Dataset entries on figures
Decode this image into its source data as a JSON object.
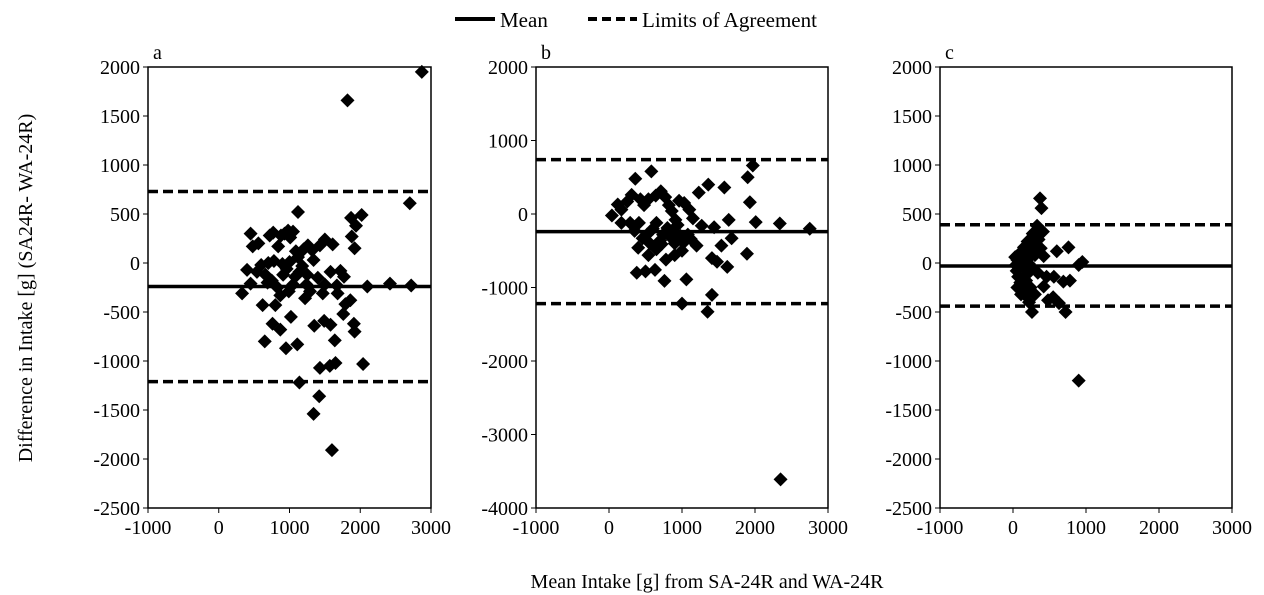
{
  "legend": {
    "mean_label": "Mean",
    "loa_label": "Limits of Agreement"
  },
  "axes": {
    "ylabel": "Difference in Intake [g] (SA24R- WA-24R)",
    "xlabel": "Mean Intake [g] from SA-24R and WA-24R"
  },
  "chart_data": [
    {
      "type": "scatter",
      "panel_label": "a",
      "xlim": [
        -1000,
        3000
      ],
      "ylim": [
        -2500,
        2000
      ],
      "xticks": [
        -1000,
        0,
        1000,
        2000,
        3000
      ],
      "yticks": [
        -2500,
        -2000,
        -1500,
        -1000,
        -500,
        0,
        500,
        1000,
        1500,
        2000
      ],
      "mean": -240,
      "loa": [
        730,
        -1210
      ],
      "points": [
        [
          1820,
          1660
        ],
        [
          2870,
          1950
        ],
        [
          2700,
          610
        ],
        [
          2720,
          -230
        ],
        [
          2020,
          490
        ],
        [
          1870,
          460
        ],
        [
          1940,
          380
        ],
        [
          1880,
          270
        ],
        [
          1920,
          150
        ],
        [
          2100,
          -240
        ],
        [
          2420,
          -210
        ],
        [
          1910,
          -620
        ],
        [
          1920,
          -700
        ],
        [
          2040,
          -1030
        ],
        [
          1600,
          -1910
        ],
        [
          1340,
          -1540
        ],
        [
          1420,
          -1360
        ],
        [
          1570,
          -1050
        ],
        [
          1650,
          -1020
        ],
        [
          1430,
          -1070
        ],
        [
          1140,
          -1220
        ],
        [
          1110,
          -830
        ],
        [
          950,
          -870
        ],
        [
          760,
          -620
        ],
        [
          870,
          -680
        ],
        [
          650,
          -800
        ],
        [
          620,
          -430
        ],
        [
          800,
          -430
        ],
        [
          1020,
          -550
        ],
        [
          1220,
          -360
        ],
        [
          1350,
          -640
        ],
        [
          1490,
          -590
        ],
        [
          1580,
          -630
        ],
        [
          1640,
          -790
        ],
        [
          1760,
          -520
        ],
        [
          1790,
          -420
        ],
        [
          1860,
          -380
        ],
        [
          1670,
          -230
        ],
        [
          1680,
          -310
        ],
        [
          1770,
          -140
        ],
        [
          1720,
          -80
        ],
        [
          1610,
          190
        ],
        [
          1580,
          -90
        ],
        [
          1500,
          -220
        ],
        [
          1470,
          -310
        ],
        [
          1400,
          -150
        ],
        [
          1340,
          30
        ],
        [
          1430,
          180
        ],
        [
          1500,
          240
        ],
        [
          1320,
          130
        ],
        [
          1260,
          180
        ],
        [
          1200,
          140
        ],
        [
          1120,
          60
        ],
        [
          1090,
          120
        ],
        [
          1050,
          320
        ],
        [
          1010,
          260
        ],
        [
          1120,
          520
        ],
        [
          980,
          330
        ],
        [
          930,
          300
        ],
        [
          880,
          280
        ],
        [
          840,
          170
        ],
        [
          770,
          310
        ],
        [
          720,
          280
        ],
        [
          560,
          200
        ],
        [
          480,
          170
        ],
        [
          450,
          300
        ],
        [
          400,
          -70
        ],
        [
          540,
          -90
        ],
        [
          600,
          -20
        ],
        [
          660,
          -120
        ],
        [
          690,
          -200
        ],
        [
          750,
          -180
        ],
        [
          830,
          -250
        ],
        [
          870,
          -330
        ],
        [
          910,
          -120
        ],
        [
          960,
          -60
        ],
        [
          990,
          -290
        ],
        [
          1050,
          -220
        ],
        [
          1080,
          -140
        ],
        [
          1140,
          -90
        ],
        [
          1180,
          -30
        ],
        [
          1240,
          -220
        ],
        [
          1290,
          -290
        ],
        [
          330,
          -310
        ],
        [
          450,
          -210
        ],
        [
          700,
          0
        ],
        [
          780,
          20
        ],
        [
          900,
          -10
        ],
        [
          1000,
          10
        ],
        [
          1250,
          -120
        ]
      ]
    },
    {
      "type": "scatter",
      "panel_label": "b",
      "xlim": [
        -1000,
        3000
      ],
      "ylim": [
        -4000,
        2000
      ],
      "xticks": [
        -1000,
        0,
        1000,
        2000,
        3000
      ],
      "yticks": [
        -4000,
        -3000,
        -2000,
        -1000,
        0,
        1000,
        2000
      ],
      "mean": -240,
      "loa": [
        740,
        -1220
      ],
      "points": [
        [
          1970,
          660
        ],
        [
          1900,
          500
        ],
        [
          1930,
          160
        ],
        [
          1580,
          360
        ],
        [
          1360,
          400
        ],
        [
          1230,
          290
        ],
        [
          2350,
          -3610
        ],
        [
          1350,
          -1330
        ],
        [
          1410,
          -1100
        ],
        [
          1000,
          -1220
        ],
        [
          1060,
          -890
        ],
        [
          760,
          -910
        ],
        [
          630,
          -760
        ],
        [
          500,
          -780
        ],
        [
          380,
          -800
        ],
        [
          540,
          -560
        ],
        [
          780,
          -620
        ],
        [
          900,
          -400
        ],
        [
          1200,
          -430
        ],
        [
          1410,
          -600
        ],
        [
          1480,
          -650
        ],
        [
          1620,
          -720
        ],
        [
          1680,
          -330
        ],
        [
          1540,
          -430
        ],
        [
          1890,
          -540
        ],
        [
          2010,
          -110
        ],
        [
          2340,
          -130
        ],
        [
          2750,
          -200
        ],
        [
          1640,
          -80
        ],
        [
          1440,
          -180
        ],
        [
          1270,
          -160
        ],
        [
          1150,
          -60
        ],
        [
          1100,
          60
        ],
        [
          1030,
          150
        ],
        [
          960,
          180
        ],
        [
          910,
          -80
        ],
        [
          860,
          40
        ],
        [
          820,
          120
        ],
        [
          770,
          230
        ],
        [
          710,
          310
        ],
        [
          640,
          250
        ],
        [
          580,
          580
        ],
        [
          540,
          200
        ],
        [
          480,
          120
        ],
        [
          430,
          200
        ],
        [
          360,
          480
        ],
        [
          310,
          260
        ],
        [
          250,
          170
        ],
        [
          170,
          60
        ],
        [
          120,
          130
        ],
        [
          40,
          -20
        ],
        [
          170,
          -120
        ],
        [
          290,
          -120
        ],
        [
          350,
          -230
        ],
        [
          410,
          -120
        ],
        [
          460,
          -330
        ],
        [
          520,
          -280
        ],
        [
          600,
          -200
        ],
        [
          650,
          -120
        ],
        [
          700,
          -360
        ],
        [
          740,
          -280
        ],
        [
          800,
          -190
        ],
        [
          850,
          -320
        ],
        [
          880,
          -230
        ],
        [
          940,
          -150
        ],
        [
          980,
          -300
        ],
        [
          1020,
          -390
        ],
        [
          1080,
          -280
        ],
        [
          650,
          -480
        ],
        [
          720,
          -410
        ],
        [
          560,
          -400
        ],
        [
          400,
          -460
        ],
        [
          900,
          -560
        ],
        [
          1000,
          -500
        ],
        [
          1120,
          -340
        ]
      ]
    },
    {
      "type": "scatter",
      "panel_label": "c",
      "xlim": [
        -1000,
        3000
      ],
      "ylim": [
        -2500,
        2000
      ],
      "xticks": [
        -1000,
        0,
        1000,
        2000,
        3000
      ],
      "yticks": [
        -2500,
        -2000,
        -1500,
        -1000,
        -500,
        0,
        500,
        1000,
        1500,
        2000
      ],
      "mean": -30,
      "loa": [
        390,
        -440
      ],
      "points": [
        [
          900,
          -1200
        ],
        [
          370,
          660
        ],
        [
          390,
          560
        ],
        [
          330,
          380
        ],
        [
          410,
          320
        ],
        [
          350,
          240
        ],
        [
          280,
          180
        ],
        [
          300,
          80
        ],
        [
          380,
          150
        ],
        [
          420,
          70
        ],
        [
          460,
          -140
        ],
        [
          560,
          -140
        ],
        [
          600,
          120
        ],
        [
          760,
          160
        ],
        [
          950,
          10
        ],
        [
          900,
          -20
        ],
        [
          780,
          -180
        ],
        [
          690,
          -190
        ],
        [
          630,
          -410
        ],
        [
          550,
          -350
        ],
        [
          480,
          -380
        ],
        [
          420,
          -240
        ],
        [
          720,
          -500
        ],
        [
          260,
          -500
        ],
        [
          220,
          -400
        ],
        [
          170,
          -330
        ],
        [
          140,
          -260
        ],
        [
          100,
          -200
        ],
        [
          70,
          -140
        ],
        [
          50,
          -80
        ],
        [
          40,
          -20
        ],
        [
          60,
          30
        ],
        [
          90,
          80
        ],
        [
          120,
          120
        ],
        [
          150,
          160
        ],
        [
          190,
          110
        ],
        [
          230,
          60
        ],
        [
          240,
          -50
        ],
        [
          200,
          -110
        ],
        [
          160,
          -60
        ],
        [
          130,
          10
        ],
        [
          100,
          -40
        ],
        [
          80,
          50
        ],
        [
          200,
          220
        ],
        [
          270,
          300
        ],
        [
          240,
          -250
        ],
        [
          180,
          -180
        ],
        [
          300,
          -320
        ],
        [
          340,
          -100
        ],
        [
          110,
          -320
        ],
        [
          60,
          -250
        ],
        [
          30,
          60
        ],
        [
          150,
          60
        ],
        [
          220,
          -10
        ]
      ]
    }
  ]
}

Directions —
Check each line of the records for the string "Intake" and state how many lines contain it. Give only the number.

Exercise response —
2